** 练习目标 **
请逐字照录关于 Research Agent 的文章中从“如果最后还是解决不了,就不要”起、到“Research Agent 没有日志,后面几乎没法调。”为止(含该处)的内容。

这段伪代码里最值得你抓住的不是类型数量,而是下面这条主线:

  • 先初始化研究维度
  • 每轮先重建 gaps
  • 再决定是 searchread 还是 finish
  • 读完后把内容整理成 evidence
  • 再做冲突检测、维度更新和停止判断

这就是一个比较典型的 research loop。

11. 如何处理信息缺口

Research Agent 的价值,很多时候就体现在它能不能意识到:

现在的信息还不够。

第一版实现时,你不需要做特别复杂的反思模块,但至少要让系统能识别几类常见缺口:

  • 还没有覆盖到某个高优先级维度
  • 某个维度虽然有资料,但都太泛
  • 只有单一来源,没有交叉支持
  • 已经发现冲突,但还没有更高质量证据去收束

所以一个实用的做法是:

  • 每轮结束都重建 gaps
  • gap 变成下一轮的 query 输入
  • 明确区分“缺来源”和“缺高质量证据”

这样系统就不是机械循环,而是在围绕“当前还缺什么”继续推进。

12. 如何处理来源冲突

研究型任务里,来源冲突不是异常,而是常态。

真正重要的不是“避免冲突”,而是:

冲突出现后,系统能不能把它显式保留下来,并继续寻找更高质量证据。

第一版可以先用一个很朴素的原则:

  • 官方文档通常更适合回答“支持什么、边界是什么”
  • 实践博客更适合回答“落地成本和坑点是什么”
  • 社区讨论更适合暴露“真实摩擦点”,但可信度往往不稳定

所以当冲突出现时,不要急着直接二选一,而应该先做两件事:

  • 记录冲突属于哪个维度
  • 继续查找更接近原始事实、更高质量的来源

如果最后还是解决不了,就不要假装问题已经消失,而应该把它保留到最终报告里,标记为:

  • needs_human_review
  • 或者“当前证据不足以下定论”

Research Agent 的可信度,往往就来自这种不强行过度收束的克制。

13. 日志应该记什么

Research Agent 没有日志,后面几乎没法调。

** 数据 **
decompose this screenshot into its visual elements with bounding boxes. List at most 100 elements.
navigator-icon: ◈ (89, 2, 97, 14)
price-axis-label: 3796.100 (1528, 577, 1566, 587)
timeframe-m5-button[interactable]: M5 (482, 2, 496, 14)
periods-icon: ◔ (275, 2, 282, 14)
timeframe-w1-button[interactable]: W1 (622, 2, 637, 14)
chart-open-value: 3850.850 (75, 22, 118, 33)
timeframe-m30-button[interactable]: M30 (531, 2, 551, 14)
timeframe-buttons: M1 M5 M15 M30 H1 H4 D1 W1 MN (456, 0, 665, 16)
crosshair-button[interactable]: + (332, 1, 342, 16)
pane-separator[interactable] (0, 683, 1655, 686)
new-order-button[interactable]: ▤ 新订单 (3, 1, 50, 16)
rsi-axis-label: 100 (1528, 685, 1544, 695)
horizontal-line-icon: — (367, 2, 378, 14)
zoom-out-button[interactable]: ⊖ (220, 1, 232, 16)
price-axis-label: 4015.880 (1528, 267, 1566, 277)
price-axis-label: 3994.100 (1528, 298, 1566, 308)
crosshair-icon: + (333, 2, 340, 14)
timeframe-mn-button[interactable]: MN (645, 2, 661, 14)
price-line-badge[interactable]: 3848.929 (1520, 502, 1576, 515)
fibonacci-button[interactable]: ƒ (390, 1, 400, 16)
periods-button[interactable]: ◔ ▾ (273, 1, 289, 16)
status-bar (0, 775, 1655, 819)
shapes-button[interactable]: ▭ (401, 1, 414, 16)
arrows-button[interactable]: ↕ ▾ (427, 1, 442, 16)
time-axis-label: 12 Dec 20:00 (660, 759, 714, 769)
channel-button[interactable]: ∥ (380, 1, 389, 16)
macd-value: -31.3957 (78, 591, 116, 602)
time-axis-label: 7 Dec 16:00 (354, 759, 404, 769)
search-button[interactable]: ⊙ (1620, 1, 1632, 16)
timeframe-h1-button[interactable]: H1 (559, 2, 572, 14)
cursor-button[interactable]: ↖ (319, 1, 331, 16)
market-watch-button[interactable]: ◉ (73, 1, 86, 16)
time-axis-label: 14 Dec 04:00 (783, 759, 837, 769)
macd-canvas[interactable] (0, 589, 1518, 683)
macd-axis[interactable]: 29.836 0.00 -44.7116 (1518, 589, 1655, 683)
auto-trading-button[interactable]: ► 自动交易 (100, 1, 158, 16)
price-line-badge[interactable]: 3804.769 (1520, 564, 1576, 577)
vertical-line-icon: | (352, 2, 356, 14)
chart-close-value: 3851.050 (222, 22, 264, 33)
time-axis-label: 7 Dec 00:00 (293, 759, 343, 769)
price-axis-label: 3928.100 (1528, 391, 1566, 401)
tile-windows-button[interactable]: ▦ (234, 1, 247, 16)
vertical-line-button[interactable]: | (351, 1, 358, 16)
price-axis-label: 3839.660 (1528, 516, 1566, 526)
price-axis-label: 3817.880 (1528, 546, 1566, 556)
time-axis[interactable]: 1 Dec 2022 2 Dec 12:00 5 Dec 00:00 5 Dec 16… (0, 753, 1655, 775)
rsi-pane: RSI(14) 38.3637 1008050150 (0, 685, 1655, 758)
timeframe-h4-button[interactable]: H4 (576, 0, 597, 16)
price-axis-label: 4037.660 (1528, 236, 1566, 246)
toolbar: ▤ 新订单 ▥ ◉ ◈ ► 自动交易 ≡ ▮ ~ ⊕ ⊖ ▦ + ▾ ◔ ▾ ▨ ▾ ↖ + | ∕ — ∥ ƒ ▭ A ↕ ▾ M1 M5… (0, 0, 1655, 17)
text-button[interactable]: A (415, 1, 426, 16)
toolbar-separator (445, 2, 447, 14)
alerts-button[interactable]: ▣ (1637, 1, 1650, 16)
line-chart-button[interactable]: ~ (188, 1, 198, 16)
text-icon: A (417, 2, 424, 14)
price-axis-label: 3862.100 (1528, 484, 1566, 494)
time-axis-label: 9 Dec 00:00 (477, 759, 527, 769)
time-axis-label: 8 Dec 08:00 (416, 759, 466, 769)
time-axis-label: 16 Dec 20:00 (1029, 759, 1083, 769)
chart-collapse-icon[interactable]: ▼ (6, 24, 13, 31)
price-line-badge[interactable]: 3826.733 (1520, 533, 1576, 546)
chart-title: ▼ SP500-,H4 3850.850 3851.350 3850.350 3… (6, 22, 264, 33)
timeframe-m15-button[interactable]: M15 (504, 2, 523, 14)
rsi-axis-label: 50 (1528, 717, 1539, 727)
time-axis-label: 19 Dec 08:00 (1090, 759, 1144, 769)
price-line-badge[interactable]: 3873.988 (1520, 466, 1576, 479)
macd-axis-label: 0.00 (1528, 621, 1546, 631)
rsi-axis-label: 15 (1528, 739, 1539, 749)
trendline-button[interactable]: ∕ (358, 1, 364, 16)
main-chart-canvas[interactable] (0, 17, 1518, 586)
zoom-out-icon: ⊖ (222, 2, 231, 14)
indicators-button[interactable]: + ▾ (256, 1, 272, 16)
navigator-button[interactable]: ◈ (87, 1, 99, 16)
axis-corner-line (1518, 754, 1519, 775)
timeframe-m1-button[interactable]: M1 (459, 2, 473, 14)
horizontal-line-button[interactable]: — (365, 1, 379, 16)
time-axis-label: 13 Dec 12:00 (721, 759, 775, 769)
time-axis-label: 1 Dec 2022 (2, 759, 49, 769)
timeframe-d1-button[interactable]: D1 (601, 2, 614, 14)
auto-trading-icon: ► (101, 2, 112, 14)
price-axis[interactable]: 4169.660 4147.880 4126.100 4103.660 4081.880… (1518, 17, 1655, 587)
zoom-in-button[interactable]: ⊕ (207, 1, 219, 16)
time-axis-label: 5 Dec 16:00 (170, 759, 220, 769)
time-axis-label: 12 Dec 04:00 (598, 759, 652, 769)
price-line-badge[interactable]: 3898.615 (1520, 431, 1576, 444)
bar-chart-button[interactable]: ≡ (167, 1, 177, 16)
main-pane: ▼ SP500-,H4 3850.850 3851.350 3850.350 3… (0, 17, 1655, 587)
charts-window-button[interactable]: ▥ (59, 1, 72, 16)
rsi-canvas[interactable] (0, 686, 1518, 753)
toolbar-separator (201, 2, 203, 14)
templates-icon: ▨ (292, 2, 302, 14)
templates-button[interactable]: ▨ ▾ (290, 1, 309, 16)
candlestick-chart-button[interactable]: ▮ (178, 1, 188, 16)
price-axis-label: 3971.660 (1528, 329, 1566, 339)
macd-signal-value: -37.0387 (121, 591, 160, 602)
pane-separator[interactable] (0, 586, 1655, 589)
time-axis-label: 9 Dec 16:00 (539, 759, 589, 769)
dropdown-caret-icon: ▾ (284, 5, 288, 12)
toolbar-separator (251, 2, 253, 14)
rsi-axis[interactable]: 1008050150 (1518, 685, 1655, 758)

** 任务结果 **
如果最后还是解决不了,就不要假装问题已经消失,而应该把它保留到最终报告里,标记为:

  • needs_human_review
  • 或者“当前证据不足以下定论”

Research Agent 的可信度,往往就来自这种不强行过度收束的克制。

13. 日志应该记什么

Research Agent 没有日志,后面几乎没法调。